OBJECTIVE -> In the records below, retype the lines from the one containing "message-bubble-left: Ok, just" through the one containing "gedaly-avatar — [16, 1201, 88, 1273]", both included, without changing anything.

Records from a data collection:
-- -- --

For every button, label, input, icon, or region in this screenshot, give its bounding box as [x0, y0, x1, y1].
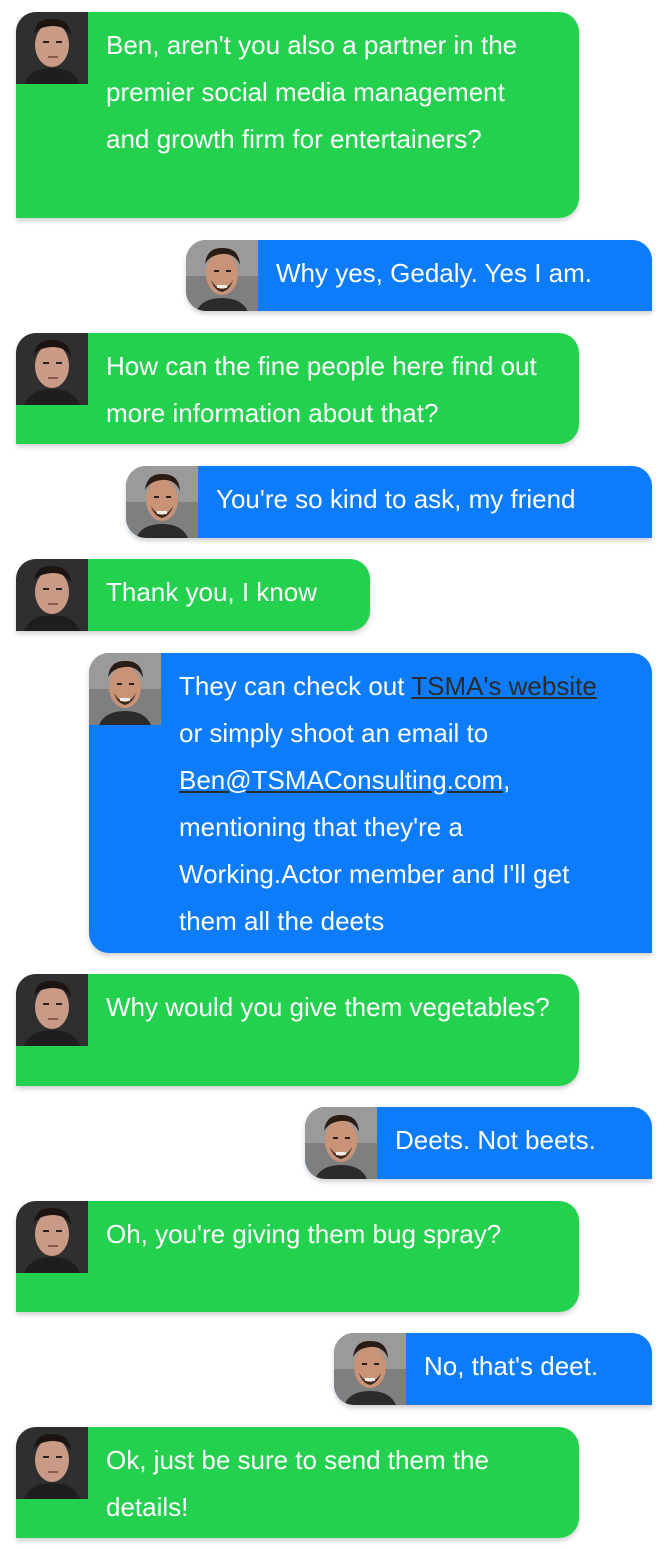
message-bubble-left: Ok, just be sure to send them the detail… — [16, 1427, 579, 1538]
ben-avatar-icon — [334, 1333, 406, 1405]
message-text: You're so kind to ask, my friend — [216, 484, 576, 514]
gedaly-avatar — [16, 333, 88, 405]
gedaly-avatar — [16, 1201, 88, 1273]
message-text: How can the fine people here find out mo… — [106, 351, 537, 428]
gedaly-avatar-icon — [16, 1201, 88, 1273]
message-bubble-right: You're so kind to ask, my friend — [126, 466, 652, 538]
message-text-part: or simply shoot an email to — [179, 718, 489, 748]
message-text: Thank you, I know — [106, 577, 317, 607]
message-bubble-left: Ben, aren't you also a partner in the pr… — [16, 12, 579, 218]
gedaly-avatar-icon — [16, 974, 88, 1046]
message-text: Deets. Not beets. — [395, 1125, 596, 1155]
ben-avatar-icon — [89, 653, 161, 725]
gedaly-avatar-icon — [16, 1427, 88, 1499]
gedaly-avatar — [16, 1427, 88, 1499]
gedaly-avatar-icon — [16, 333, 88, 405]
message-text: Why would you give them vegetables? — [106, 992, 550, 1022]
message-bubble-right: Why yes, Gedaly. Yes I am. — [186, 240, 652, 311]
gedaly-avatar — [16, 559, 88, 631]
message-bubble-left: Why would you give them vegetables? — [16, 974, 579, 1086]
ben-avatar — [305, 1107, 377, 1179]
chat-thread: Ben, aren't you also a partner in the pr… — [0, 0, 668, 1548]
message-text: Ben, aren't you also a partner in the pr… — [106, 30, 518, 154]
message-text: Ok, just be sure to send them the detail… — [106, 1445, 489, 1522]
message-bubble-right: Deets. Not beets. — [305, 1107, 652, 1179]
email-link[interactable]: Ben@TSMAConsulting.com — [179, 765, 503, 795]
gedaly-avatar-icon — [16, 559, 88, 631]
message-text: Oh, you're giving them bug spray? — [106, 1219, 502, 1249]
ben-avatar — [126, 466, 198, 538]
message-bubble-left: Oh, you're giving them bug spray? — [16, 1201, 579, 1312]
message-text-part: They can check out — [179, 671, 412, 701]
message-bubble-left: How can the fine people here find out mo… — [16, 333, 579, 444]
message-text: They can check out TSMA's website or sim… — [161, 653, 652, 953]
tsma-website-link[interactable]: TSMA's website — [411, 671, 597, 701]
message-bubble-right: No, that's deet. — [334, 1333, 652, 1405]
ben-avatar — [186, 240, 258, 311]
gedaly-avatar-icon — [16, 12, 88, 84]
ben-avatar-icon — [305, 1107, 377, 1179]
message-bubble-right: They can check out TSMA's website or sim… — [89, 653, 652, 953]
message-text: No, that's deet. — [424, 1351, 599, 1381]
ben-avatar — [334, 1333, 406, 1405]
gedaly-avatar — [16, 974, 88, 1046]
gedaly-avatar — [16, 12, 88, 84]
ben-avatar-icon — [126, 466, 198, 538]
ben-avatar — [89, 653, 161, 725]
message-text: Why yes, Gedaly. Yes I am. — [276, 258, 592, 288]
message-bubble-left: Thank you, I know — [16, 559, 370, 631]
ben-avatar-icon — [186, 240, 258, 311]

-- -- --

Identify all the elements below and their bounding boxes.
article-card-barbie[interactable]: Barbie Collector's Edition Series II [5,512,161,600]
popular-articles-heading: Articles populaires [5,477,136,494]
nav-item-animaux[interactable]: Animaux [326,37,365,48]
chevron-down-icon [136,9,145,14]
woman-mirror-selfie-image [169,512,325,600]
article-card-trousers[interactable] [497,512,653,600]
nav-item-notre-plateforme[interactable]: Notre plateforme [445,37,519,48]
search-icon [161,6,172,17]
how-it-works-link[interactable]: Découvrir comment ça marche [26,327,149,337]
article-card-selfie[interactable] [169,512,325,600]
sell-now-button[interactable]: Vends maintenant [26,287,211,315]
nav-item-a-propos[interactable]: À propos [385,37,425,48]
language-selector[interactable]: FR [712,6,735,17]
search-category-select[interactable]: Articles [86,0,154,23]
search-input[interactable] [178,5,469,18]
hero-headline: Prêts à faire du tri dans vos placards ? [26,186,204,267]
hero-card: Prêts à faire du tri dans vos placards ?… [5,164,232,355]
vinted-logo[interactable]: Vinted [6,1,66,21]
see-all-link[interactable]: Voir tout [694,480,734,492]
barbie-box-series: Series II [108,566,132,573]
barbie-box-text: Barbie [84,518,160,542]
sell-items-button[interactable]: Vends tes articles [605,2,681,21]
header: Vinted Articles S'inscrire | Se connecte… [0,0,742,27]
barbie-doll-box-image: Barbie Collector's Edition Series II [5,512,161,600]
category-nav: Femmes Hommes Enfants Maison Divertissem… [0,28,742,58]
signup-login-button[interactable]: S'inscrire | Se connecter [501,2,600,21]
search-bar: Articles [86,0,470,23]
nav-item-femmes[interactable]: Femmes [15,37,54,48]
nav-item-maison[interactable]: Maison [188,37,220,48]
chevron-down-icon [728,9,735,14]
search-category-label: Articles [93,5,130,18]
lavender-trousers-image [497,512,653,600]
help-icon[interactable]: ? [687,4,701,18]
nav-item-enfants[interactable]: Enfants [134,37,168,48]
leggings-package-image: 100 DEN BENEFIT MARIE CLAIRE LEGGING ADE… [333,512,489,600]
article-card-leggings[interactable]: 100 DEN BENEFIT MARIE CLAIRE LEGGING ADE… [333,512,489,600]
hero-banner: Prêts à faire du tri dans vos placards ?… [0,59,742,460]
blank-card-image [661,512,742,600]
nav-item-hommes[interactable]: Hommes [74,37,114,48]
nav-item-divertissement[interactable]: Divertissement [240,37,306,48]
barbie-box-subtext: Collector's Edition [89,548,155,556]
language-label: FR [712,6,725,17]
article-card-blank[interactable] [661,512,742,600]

-- -- --

THE OUTPUT ->
message-bubble-left: Ok, just be sure to send them the detail… — [16, 1427, 579, 1538]
ben-avatar-icon — [334, 1333, 406, 1405]
message-text: You're so kind to ask, my friend — [216, 484, 576, 514]
gedaly-avatar — [16, 333, 88, 405]
gedaly-avatar — [16, 1201, 88, 1273]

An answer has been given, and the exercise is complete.